**Requirement:**
Take the line containing "Convert this document image to plain text." and all lines after it to the end of the records, and output them exactly.

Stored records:
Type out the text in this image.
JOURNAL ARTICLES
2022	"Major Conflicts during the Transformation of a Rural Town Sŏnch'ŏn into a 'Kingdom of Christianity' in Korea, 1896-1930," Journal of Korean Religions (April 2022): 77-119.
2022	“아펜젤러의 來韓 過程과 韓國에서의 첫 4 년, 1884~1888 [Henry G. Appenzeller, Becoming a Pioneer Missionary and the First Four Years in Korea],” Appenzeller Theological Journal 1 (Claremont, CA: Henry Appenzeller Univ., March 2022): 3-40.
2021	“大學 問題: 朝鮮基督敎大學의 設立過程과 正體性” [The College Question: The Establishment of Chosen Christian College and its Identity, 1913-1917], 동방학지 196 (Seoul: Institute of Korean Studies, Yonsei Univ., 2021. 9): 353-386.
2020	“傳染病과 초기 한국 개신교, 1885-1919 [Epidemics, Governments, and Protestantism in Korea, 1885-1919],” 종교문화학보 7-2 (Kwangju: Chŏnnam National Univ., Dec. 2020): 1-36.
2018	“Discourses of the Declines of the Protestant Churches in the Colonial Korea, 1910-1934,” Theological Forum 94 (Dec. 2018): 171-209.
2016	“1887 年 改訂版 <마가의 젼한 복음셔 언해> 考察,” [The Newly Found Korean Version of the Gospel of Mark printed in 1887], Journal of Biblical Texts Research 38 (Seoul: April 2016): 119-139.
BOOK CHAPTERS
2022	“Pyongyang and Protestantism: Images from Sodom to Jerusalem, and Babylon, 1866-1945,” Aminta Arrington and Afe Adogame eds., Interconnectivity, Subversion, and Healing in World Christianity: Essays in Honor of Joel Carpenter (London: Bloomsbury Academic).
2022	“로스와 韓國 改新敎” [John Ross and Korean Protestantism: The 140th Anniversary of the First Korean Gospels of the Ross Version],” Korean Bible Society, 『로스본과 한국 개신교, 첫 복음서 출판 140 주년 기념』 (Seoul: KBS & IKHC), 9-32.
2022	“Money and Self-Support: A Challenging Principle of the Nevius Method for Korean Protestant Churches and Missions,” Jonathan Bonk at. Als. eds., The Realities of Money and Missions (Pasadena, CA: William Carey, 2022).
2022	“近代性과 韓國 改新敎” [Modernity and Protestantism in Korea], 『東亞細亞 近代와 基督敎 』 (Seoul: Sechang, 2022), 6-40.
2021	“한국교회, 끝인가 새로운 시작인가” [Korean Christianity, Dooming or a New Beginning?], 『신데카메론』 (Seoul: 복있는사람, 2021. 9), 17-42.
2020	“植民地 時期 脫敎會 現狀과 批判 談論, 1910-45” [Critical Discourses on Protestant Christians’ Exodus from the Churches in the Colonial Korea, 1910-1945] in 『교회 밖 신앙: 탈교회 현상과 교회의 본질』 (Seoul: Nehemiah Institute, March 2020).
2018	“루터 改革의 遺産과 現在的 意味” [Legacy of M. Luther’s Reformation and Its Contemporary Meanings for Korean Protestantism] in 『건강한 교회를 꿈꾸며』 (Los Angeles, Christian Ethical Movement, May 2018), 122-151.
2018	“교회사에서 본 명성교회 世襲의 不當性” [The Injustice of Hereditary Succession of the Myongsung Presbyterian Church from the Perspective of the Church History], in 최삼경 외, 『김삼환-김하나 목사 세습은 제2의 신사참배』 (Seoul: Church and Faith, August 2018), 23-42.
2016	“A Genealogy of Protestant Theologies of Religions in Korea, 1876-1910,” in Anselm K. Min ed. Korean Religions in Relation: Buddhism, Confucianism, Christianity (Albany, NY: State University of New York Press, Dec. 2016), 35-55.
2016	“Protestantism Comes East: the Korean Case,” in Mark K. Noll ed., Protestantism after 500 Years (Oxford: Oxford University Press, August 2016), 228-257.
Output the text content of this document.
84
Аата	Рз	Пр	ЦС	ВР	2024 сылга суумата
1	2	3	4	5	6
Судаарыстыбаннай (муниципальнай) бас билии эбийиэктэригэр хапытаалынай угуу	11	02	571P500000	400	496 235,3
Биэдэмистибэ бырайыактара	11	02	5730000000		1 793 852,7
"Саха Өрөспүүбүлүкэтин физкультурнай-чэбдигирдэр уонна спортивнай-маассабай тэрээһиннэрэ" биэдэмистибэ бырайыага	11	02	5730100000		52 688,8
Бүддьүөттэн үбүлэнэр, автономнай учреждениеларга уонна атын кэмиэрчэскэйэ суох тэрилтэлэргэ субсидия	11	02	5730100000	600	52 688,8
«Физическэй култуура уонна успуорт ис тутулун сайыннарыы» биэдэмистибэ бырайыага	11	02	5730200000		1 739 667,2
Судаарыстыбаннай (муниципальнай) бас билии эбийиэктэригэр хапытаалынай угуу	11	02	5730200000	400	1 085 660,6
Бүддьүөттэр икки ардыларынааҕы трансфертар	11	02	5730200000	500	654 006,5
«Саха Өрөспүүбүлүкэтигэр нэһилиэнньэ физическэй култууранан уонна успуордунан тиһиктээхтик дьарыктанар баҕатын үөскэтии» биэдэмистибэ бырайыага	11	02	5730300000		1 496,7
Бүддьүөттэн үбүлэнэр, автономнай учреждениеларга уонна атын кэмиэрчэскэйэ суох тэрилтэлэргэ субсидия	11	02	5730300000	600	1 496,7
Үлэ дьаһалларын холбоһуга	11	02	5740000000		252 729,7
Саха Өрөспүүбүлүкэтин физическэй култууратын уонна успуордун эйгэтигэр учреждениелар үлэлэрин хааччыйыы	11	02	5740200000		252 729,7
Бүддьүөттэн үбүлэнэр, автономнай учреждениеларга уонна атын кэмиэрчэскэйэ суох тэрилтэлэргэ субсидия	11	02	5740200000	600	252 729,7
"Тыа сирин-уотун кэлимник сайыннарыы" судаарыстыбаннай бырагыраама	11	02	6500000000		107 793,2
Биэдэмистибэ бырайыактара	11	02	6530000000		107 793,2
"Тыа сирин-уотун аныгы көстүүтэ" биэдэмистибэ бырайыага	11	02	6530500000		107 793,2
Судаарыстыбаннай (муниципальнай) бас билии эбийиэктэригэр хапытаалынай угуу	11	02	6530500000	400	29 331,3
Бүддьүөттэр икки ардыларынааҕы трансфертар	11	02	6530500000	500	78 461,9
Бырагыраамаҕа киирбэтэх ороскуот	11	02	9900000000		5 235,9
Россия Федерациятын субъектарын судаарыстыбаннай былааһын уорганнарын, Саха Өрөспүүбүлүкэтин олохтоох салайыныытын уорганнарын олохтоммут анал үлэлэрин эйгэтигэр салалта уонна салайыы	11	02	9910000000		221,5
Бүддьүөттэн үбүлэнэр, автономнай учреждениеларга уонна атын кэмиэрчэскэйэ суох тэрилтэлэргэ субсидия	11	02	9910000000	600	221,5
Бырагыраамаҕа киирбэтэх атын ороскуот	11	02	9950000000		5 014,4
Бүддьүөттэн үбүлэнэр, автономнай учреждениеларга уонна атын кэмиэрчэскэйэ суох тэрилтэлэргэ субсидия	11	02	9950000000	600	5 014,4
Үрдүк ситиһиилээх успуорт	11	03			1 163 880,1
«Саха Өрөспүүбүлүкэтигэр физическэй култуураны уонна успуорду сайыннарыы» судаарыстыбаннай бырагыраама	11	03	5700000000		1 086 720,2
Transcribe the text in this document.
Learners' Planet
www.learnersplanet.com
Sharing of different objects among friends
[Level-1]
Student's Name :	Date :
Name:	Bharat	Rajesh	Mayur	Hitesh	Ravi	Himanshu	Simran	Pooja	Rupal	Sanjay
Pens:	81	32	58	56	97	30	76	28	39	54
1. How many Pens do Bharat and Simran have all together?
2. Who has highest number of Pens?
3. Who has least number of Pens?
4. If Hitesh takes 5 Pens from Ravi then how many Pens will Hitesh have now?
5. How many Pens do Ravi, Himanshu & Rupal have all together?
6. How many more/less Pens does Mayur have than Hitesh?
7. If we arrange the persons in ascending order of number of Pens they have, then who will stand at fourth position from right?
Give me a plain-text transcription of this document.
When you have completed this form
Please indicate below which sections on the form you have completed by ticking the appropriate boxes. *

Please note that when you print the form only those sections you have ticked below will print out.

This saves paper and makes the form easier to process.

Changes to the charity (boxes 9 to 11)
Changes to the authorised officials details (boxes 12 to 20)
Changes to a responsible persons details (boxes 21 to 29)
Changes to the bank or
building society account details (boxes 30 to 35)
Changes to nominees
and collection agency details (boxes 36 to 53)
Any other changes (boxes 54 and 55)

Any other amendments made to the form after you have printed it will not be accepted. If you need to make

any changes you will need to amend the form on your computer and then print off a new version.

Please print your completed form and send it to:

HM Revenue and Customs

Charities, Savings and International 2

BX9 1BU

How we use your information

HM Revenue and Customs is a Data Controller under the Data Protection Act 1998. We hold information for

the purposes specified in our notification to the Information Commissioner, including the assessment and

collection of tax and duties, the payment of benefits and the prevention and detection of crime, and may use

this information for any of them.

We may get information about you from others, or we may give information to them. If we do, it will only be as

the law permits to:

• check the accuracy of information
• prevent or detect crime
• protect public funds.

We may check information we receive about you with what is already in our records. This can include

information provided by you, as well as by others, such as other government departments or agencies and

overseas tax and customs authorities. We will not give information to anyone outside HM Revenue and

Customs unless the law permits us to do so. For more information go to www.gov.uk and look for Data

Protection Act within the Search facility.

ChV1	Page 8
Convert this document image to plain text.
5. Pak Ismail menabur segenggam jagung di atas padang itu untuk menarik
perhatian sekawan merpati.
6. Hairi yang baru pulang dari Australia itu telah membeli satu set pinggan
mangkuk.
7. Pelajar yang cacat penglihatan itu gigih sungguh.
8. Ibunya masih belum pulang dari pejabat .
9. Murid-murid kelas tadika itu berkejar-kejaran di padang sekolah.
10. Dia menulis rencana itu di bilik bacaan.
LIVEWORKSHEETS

**Exercise solution:**
Convert this document image to plain text.
5. Pak Ismail menabur segenggam jagung di atas padang itu untuk menarik
perhatian sekawan merpati.
6. Hairi yang baru pulang dari Australia itu telah membeli satu set pinggan
mangkuk.
7. Pelajar yang cacat penglihatan itu gigih sungguh.
8. Ibunya masih belum pulang dari pejabat .
9. Murid-murid kelas tadika itu berkejar-kejaran di padang sekolah.
10. Dia menulis rencana itu di bilik bacaan.
LIVEWORKSHEETS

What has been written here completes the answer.